> What is being asked
Write each line out exactly, leaving none out.

> Records for this task
============================================================

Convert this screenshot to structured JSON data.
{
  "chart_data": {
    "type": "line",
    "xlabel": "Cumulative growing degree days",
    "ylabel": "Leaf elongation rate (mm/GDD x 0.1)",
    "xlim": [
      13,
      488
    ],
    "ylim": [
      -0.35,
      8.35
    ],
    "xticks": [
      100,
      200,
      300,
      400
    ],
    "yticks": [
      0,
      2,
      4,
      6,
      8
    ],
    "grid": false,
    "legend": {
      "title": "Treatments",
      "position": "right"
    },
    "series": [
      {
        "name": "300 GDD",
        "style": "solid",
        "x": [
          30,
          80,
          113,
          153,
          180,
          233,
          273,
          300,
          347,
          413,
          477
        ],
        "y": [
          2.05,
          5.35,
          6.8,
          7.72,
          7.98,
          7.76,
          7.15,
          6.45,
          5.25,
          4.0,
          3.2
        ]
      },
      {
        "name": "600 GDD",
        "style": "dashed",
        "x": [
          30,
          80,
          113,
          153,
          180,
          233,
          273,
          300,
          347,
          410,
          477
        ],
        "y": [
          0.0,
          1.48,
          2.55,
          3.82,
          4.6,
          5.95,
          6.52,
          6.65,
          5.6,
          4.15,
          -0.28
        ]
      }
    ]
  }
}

============================================================

> Task response
Convert this screenshot to structured JSON data.
{
  "chart_data": {
    "type": "line",
    "xlabel": "Cumulative growing degree days",
    "ylabel": "Leaf elongation rate (mm/GDD x 0.1)",
    "xlim": [
      13,
      488
    ],
    "ylim": [
      -0.35,
      8.35
    ],
    "xticks": [
      100,
      200,
      300,
      400
    ],
    "yticks": [
      0,
      2,
      4,
      6,
      8
    ],
    "grid": false,
    "legend": {
      "title": "Treatments",
      "position": "right"
    },
    "series": [
      {
        "name": "300 GDD",
        "style": "solid",
        "x": [
          30,
          80,
          113,
          153,
          180,
          233,
          273,
          300,
          347,
          413,
          477
        ],
        "y": [
          2.05,
          5.35,
          6.8,
          7.72,
          7.98,
          7.76,
          7.15,
          6.45,
          5.25,
          4.0,
          3.2
        ]
      },
      {
        "name": "600 GDD",
        "style": "dashed",
        "x": [
          30,
          80,
          113,
          153,
          180,
          233,
          273,
          300,
          347,
          410,
          477
        ],
        "y": [
          0.0,
          1.48,
          2.55,
          3.82,
          4.6,
          5.95,
          6.52,
          6.65,
          5.6,
          4.15,
          -0.28
        ]
      }
    ]
  }
}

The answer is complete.